→ **GIVEN PROBLEM**:
No images are to be carried over; print all other material exactly as it stands.

Saved entries:
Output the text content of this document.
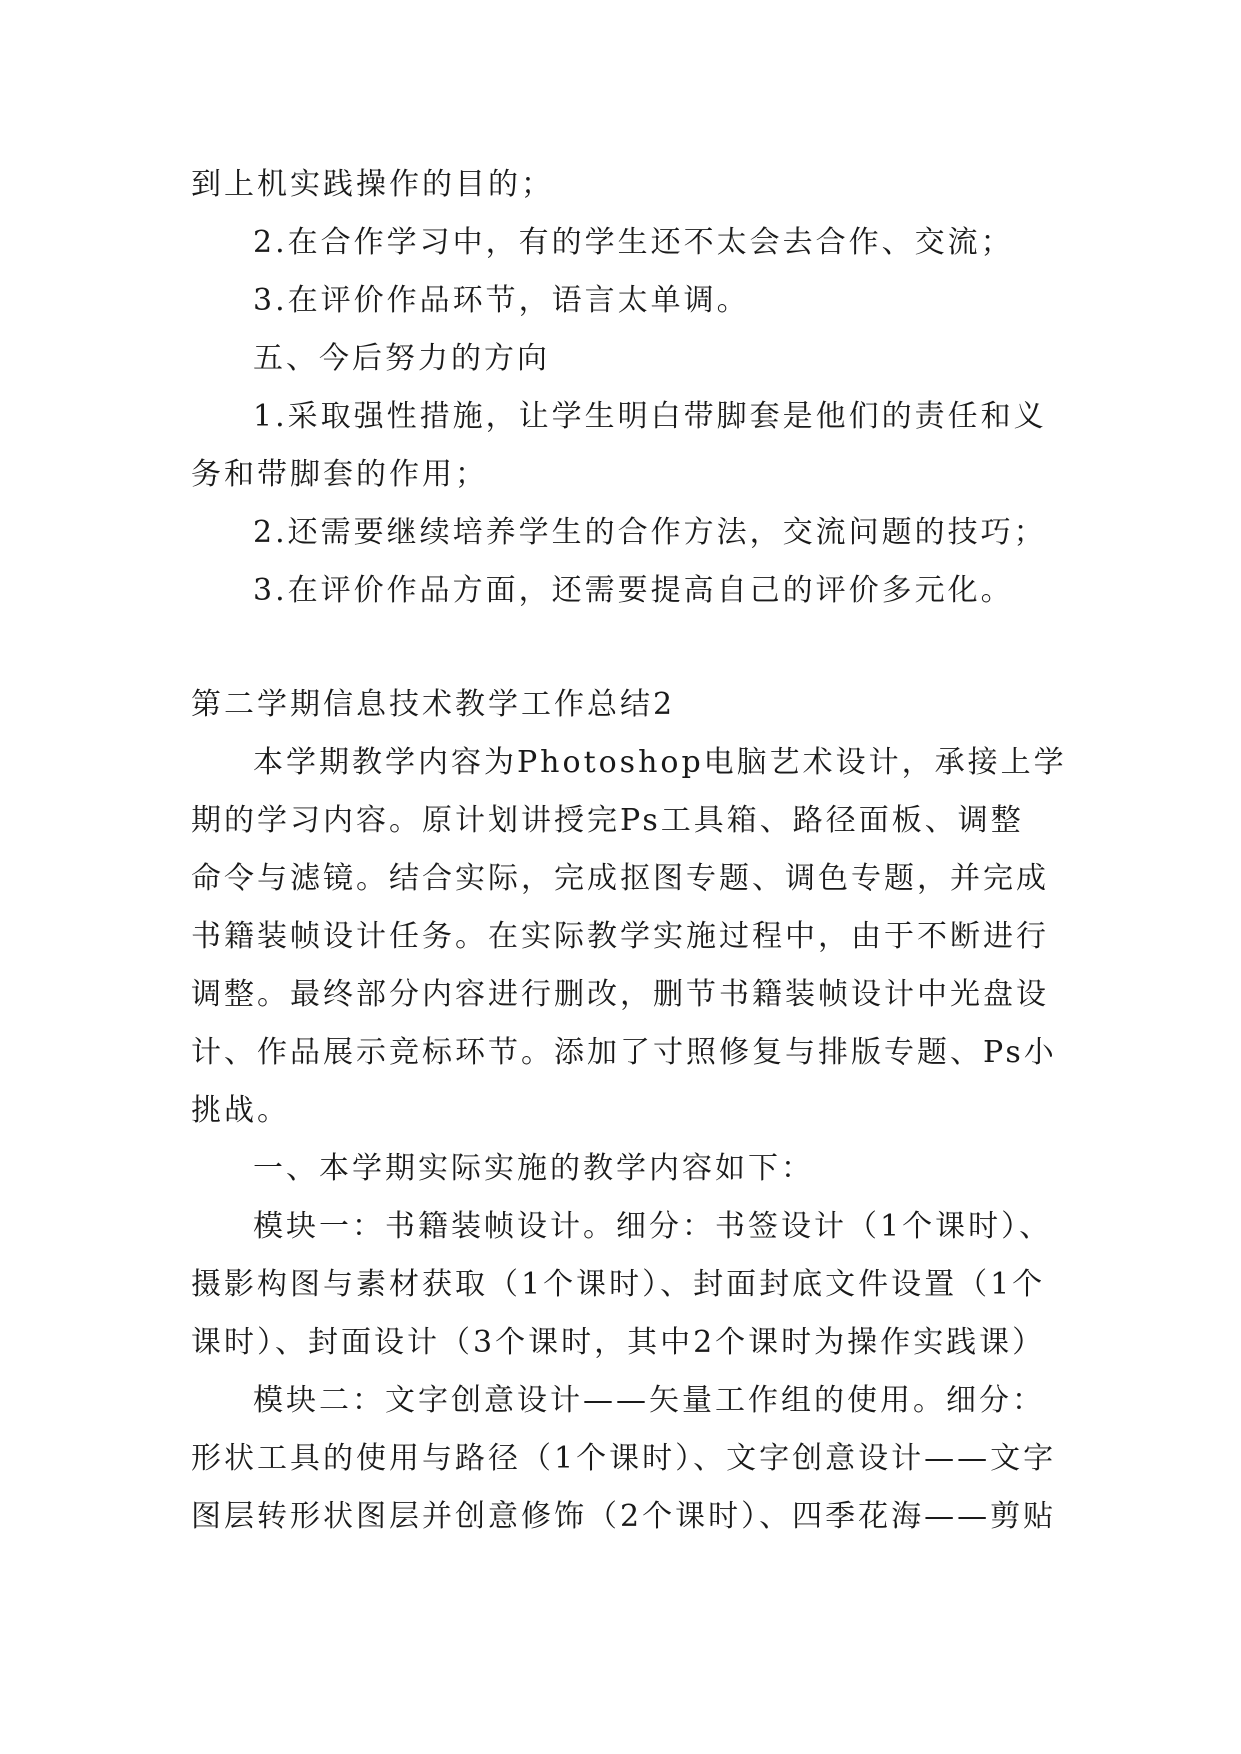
到上机实践操作的目的；
2.在合作学习中，有的学生还不太会去合作、交流；
3.在评价作品环节，语言太单调。
五、今后努力的方向
1.采取强性措施，让学生明白带脚套是他们的责任和义
务和带脚套的作用；
2.还需要继续培养学生的合作方法，交流问题的技巧；
3.在评价作品方面，还需要提高自己的评价多元化。
第二学期信息技术教学工作总结2
本学期教学内容为Photoshop电脑艺术设计，承接上学
期的学习内容。原计划讲授完Ps工具箱、路径面板、调整
命令与滤镜。结合实际，完成抠图专题、调色专题，并完成
书籍装帧设计任务。在实际教学实施过程中，由于不断进行
调整。最终部分内容进行删改，删节书籍装帧设计中光盘设
计、作品展示竞标环节。添加了寸照修复与排版专题、Ps小
挑战。
一、本学期实际实施的教学内容如下：
模块一：书籍装帧设计。细分：书签设计（1个课时）、
摄影构图与素材获取（1个课时）、封面封底文件设置（1个
课时）、封面设计（3个课时，其中2个课时为操作实践课）
模块二：文字创意设计——矢量工作组的使用。细分：
形状工具的使用与路径（1个课时）、文字创意设计——文字
图层转形状图层并创意修饰（2个课时）、四季花海——剪贴
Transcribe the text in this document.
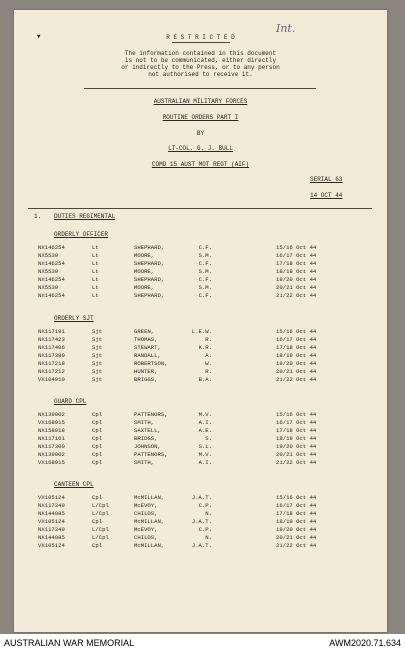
▾
Int.
R E S T R I C T E D
The information contained in this document
is not to be communicated, either directly
or indirectly to the Press, or to any person
not authorised to receive it.
AUSTRALIAN MILITARY FORCES
ROUTINE ORDERS PART I
BY
LT-COL. G. J. BULL
COMD 15 AUST MOT REGT (AIF)
SERIAL 63
14 OCT 44
1. DUTIES REGIMENTAL
ORDERLY OFFICER
NX146254	Lt	SHEPHARD,	C.F.	15/16 Oct 44
NX5530	Lt	MOORE,	S.M.	16/17 Oct 44
NX146254	Lt	SHEPHARD,	C.F.	17/18 Oct 44
NX5530	Lt	MOORE,	S.M.	18/19 Oct 44
NX146254	Lt	SHEPHARD,	C.F.	19/20 Oct 44
NX5530	Lt	MOORE,	S.M.	20/21 Oct 44
NX146254	Lt	SHEPHARD,	C.F.	21/22 Oct 44
ORDERLY SJT
NX117191	Sjt	GREEN,	L.E.W.	15/16 Oct 44
NX117423	Sjt	THOMAS,	R.	16/17 Oct 44
NX117406	Sjt	STEWART,	K.R.	17/18 Oct 44
NX117380	Sjt	RANDALL,	A.	18/19 Oct 44
NX117218	Sjt	ROBERTSON,	W.	19/20 Oct 44
NX117212	Sjt	HUNTER,	R.	20/21 Oct 44
VX104910	Sjt	BRIGGS,	B.A.	21/22 Oct 44
GUARD CPL
NX139002	Cpl	PATTENORS,	M.V.	15/16 Oct 44
VX168915	Cpl	SMITH,	A.I.	16/17 Oct 44
NX158018	Cpl	SAXTELL,	A.E.	17/18 Oct 44
NX117161	Cpl	BRIDGS,	S.	18/19 Oct 44
NX117300	Cpl	JOHNSON,	S.L.	19/20 Oct 44
NX139002	Cpl	PATTENORS,	M.V.	20/21 Oct 44
VX168915	Cpl	SMITH,	A.I.	21/22 Oct 44
CANTEEN CPL
VX105124	Cpl	McMILLAN,	J.A.T.	15/16 Oct 44
NX117349	L/Cpl	McEVOY,	C.P.	16/17 Oct 44
NX144085	L/Cpl	CHILDS,	N.	17/18 Oct 44
VX105124	Cpl	McMILLAN,	J.A.T.	18/19 Oct 44
NX117349	L/Cpl	McEVOY,	C.P.	19/20 Oct 44
NX144085	L/Cpl	CHILDS,	N.	20/21 Oct 44
VX105124	Cpl	McMILLAN,	J.A.T.	21/22 Oct 44
AUSTRALIAN WAR MEMORIAL	AWM2020.71.634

→ **COMPLETED EXERCISE**:
Output the text content of this document.
到上机实践操作的目的；
2.在合作学习中，有的学生还不太会去合作、交流；
3.在评价作品环节，语言太单调。
五、今后努力的方向
1.采取强性措施，让学生明白带脚套是他们的责任和义
务和带脚套的作用；
2.还需要继续培养学生的合作方法，交流问题的技巧；
3.在评价作品方面，还需要提高自己的评价多元化。
第二学期信息技术教学工作总结2
本学期教学内容为Photoshop电脑艺术设计，承接上学
期的学习内容。原计划讲授完Ps工具箱、路径面板、调整
命令与滤镜。结合实际，完成抠图专题、调色专题，并完成
书籍装帧设计任务。在实际教学实施过程中，由于不断进行
调整。最终部分内容进行删改，删节书籍装帧设计中光盘设
计、作品展示竞标环节。添加了寸照修复与排版专题、Ps小
挑战。
一、本学期实际实施的教学内容如下：
模块一：书籍装帧设计。细分：书签设计（1个课时）、
摄影构图与素材获取（1个课时）、封面封底文件设置（1个
课时）、封面设计（3个课时，其中2个课时为操作实践课）
模块二：文字创意设计——矢量工作组的使用。细分：
形状工具的使用与路径（1个课时）、文字创意设计——文字
图层转形状图层并创意修饰（2个课时）、四季花海——剪贴
Transcribe the text in this document.
▾
Int.
R E S T R I C T E D
The information contained in this document
is not to be communicated, either directly
or indirectly to the Press, or to any person
not authorised to receive it.
AUSTRALIAN MILITARY FORCES
ROUTINE ORDERS PART I
BY
LT-COL. G. J. BULL
COMD 15 AUST MOT REGT (AIF)
SERIAL 63
14 OCT 44
1. DUTIES REGIMENTAL
ORDERLY OFFICER
NX146254	Lt	SHEPHARD,	C.F.	15/16 Oct 44
NX5530	Lt	MOORE,	S.M.	16/17 Oct 44
NX146254	Lt	SHEPHARD,	C.F.	17/18 Oct 44
NX5530	Lt	MOORE,	S.M.	18/19 Oct 44
NX146254	Lt	SHEPHARD,	C.F.	19/20 Oct 44
NX5530	Lt	MOORE,	S.M.	20/21 Oct 44
NX146254	Lt	SHEPHARD,	C.F.	21/22 Oct 44
ORDERLY SJT
NX117191	Sjt	GREEN,	L.E.W.	15/16 Oct 44
NX117423	Sjt	THOMAS,	R.	16/17 Oct 44
NX117406	Sjt	STEWART,	K.R.	17/18 Oct 44
NX117380	Sjt	RANDALL,	A.	18/19 Oct 44
NX117218	Sjt	ROBERTSON,	W.	19/20 Oct 44
NX117212	Sjt	HUNTER,	R.	20/21 Oct 44
VX104910	Sjt	BRIGGS,	B.A.	21/22 Oct 44
GUARD CPL
NX139002	Cpl	PATTENORS,	M.V.	15/16 Oct 44
VX168915	Cpl	SMITH,	A.I.	16/17 Oct 44
NX158018	Cpl	SAXTELL,	A.E.	17/18 Oct 44
NX117161	Cpl	BRIDGS,	S.	18/19 Oct 44
NX117300	Cpl	JOHNSON,	S.L.	19/20 Oct 44
NX139002	Cpl	PATTENORS,	M.V.	20/21 Oct 44
VX168915	Cpl	SMITH,	A.I.	21/22 Oct 44
CANTEEN CPL
VX105124	Cpl	McMILLAN,	J.A.T.	15/16 Oct 44
NX117349	L/Cpl	McEVOY,	C.P.	16/17 Oct 44
NX144085	L/Cpl	CHILDS,	N.	17/18 Oct 44
VX105124	Cpl	McMILLAN,	J.A.T.	18/19 Oct 44
NX117349	L/Cpl	McEVOY,	C.P.	19/20 Oct 44
NX144085	L/Cpl	CHILDS,	N.	20/21 Oct 44
VX105124	Cpl	McMILLAN,	J.A.T.	21/22 Oct 44
AUSTRALIAN WAR MEMORIAL	AWM2020.71.634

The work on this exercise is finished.